[Records from a dataset]
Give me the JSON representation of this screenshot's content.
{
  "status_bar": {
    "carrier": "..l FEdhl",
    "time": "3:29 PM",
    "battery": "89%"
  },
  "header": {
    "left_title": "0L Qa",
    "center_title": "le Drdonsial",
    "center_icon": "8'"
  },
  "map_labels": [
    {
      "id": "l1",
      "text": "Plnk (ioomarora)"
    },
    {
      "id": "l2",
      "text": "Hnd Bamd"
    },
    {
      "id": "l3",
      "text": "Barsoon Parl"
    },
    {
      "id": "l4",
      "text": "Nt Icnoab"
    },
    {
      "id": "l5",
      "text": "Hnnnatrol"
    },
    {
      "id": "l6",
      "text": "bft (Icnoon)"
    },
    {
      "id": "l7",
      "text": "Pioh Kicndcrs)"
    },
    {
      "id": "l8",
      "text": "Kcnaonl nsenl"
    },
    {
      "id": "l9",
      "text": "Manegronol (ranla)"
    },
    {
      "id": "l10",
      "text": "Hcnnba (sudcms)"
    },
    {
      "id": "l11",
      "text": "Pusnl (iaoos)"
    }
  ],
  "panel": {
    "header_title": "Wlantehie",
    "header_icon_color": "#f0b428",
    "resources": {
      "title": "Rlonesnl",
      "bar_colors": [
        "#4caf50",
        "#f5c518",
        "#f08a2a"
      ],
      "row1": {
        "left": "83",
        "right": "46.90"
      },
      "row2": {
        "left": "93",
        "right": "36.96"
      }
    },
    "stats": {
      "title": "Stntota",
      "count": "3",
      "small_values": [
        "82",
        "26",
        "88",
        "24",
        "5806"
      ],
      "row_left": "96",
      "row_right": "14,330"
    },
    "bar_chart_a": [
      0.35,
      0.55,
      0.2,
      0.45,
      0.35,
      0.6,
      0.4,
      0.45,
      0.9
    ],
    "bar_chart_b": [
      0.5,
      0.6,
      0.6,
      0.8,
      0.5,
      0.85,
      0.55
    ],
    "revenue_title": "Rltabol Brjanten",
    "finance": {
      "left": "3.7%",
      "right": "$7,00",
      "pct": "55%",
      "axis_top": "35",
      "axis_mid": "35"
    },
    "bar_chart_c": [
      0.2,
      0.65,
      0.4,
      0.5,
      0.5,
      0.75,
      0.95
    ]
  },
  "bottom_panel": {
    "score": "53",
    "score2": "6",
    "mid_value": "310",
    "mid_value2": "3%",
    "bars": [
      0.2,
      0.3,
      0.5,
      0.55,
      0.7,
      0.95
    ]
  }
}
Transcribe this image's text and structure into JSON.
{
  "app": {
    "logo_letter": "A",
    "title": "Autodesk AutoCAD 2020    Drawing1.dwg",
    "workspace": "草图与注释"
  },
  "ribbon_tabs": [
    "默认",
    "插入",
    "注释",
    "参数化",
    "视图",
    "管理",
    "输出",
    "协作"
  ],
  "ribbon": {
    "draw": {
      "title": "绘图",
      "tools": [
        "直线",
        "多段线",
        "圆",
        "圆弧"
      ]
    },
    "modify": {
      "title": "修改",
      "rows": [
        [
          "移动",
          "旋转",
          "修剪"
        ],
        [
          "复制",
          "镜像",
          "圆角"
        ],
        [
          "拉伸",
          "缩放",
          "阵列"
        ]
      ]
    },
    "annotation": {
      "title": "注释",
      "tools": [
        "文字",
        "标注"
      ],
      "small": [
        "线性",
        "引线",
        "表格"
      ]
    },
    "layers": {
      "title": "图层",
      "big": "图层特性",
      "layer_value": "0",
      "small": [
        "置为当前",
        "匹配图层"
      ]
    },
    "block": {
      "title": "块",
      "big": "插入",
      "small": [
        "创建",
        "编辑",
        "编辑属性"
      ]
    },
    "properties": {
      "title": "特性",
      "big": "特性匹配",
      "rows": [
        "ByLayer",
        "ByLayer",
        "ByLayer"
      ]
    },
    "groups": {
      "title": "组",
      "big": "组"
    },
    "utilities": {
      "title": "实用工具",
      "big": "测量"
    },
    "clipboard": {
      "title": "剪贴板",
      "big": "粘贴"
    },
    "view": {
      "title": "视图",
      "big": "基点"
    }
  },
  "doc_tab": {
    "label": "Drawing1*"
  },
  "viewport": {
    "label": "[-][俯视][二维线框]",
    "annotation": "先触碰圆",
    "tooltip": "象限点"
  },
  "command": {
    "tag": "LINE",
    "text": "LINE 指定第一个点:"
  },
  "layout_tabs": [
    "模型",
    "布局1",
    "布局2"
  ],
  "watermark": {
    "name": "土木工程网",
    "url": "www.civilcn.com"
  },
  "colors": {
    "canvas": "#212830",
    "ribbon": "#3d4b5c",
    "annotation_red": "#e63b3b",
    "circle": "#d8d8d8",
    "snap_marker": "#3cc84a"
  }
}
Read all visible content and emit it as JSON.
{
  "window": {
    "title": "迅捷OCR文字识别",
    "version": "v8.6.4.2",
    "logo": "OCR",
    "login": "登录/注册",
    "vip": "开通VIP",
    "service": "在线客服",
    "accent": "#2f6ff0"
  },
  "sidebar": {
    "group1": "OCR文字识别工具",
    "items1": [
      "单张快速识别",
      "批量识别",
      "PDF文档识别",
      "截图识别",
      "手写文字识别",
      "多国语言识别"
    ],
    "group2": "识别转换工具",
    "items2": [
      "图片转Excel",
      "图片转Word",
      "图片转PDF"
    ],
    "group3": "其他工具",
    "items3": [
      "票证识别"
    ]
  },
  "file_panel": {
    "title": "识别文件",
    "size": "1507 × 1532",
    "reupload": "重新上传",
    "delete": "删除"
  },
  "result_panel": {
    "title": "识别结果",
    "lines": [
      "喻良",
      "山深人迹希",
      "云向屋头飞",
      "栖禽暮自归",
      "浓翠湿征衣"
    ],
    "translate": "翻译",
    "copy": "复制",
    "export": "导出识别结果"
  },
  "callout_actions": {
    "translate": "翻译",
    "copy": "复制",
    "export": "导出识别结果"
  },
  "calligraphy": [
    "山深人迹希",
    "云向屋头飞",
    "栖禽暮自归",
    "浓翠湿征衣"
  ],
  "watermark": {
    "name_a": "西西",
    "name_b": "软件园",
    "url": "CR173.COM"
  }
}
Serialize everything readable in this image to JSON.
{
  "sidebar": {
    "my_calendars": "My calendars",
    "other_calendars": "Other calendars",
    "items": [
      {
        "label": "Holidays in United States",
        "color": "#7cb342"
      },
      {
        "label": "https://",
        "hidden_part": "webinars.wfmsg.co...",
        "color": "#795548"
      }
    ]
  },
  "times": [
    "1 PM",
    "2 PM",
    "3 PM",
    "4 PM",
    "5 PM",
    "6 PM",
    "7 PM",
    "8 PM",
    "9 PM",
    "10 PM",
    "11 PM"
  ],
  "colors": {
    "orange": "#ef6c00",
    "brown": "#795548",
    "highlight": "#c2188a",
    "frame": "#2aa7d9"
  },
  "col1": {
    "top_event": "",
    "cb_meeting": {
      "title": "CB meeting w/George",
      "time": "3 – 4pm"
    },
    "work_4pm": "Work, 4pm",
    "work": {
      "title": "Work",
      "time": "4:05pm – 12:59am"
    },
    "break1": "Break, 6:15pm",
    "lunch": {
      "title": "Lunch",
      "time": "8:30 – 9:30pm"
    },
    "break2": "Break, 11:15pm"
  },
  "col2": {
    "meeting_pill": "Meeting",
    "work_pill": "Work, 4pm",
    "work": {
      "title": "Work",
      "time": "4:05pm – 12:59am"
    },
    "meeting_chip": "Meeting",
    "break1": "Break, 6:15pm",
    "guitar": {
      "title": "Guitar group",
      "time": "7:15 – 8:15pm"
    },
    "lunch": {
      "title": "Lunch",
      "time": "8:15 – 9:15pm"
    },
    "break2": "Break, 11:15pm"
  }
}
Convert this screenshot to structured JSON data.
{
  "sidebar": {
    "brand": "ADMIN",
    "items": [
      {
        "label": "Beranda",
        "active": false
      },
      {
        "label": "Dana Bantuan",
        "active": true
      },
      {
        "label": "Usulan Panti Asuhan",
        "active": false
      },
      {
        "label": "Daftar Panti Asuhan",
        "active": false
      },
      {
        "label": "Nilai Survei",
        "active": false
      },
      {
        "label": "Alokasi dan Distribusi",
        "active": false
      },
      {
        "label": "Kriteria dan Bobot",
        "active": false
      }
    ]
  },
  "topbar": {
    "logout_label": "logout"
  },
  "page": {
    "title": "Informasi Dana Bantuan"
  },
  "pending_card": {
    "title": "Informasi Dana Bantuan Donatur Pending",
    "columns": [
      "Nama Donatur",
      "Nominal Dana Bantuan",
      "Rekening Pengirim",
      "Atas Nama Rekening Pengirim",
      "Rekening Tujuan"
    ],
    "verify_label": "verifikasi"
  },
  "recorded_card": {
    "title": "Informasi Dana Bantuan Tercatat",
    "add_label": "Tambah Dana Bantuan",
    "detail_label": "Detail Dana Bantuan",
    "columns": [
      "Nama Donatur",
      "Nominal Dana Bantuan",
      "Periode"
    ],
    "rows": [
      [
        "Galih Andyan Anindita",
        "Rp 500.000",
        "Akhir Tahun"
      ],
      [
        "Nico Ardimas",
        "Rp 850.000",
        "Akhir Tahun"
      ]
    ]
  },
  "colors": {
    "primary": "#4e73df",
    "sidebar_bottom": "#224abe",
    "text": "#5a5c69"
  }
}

BRIEF:
In the listing, find each line with the string "image" and copy it.

THE SOLUTION:
Transcribe this image's text and structure into JSON.
Serialize everything readable in this image to JSON.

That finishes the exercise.